Data extracted from a collection
_ _ _ _ _

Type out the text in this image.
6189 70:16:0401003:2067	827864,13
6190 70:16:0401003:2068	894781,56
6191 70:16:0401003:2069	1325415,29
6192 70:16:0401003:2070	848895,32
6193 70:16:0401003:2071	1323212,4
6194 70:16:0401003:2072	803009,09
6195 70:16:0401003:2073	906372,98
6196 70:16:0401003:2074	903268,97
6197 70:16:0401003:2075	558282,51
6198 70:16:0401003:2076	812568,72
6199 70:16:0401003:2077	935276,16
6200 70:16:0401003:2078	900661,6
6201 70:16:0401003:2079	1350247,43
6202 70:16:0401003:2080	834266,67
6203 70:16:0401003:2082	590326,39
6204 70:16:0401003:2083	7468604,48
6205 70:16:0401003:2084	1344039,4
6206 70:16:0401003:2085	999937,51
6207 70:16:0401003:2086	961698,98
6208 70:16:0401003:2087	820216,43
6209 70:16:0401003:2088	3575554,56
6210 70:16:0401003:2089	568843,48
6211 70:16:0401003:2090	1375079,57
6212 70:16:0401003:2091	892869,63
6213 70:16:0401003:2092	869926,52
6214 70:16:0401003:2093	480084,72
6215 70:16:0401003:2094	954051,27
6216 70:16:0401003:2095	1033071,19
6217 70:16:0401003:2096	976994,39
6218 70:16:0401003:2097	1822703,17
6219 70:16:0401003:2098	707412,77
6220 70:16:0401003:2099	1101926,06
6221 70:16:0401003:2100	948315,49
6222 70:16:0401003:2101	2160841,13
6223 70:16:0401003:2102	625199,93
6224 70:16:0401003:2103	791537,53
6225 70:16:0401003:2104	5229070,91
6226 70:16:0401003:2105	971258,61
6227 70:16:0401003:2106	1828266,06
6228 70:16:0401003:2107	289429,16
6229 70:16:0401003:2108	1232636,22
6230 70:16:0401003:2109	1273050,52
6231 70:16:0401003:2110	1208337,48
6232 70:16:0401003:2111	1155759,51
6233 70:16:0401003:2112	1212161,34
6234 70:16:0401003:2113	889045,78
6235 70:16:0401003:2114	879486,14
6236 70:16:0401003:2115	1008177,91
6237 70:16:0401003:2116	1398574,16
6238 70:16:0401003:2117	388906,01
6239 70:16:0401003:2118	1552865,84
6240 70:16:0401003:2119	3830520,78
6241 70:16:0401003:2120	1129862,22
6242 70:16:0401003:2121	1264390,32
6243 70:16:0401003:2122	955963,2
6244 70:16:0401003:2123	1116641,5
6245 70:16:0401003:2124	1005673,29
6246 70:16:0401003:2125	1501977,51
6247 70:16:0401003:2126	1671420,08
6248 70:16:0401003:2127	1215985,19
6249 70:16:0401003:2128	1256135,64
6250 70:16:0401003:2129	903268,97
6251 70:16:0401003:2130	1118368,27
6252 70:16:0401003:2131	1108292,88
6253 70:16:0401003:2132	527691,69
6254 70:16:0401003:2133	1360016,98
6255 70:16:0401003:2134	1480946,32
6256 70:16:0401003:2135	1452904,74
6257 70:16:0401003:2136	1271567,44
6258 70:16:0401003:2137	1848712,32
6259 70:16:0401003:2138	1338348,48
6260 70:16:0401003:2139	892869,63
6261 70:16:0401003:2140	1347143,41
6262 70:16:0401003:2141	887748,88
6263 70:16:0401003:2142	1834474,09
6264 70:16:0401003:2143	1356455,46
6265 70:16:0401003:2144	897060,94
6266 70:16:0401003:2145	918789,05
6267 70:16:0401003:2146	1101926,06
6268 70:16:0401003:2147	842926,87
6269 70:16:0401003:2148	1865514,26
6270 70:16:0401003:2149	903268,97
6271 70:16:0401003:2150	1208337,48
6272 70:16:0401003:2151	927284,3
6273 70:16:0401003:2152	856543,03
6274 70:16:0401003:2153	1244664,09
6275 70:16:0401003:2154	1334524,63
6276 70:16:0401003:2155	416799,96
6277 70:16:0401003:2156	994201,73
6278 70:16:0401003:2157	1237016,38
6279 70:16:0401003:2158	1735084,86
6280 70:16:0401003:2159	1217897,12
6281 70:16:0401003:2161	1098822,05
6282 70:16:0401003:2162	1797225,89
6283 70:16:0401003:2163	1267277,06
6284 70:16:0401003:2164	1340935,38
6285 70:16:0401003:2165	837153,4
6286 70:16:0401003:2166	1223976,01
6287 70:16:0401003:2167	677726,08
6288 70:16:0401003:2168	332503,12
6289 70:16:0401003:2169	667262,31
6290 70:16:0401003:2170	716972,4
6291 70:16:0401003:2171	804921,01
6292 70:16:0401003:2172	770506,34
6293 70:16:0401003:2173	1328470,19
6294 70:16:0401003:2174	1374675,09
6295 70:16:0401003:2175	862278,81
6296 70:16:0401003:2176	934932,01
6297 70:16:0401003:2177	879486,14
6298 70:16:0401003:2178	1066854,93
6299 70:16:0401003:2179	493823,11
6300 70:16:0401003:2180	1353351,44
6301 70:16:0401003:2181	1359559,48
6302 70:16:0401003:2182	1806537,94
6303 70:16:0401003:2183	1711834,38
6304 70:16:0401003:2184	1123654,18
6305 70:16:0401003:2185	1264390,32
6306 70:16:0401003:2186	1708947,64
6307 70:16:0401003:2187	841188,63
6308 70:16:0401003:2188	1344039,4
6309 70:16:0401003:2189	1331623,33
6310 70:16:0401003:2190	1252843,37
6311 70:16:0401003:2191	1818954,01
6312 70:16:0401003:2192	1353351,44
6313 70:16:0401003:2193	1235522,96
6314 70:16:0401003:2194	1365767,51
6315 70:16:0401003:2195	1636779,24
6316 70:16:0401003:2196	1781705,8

_ _ _ _ _

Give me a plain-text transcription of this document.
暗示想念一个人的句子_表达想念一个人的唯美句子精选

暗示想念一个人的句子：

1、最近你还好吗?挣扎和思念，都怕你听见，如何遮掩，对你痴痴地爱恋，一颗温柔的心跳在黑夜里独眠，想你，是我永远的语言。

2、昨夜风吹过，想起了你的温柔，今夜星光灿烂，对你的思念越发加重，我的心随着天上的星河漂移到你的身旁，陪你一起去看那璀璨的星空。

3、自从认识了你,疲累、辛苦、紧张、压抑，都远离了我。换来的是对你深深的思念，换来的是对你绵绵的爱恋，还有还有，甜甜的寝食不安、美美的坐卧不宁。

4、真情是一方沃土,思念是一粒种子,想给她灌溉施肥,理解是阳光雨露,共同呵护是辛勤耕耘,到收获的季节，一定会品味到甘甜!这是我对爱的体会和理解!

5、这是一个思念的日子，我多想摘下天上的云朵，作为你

_ _ _ _ _

Instruction - Search the records for the word "this". Copy every line that has it.

Output below -
Type out the text in this image.
Give me a plain-text transcription of this document.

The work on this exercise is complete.